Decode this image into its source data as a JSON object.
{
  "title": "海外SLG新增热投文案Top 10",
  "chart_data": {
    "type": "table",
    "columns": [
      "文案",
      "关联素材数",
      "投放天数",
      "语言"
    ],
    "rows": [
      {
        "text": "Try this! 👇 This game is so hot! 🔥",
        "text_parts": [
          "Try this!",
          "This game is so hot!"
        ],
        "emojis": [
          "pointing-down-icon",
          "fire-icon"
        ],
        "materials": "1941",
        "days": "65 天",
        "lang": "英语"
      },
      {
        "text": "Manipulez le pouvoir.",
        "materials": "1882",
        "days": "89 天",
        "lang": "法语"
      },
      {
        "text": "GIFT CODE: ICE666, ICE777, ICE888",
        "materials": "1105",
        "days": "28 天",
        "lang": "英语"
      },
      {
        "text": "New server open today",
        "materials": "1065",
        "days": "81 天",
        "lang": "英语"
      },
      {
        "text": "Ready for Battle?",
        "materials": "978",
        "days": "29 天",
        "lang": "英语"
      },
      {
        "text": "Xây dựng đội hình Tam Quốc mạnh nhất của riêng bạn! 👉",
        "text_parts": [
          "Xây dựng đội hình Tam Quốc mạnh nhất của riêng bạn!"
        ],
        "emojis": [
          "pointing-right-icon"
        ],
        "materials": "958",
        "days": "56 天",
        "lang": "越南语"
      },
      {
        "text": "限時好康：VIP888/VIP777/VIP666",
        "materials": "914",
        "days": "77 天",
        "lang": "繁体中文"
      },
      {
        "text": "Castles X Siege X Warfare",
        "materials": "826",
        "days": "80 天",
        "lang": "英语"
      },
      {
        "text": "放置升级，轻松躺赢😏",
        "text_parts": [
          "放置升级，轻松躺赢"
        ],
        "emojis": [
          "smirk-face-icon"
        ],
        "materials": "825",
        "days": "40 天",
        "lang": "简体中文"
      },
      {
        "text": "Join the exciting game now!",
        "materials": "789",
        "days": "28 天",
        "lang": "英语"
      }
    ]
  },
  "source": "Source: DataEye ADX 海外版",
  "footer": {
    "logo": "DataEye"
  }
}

══════

**Task objective**
Report only how many lines in the entries contain "game".

**Written answer**
3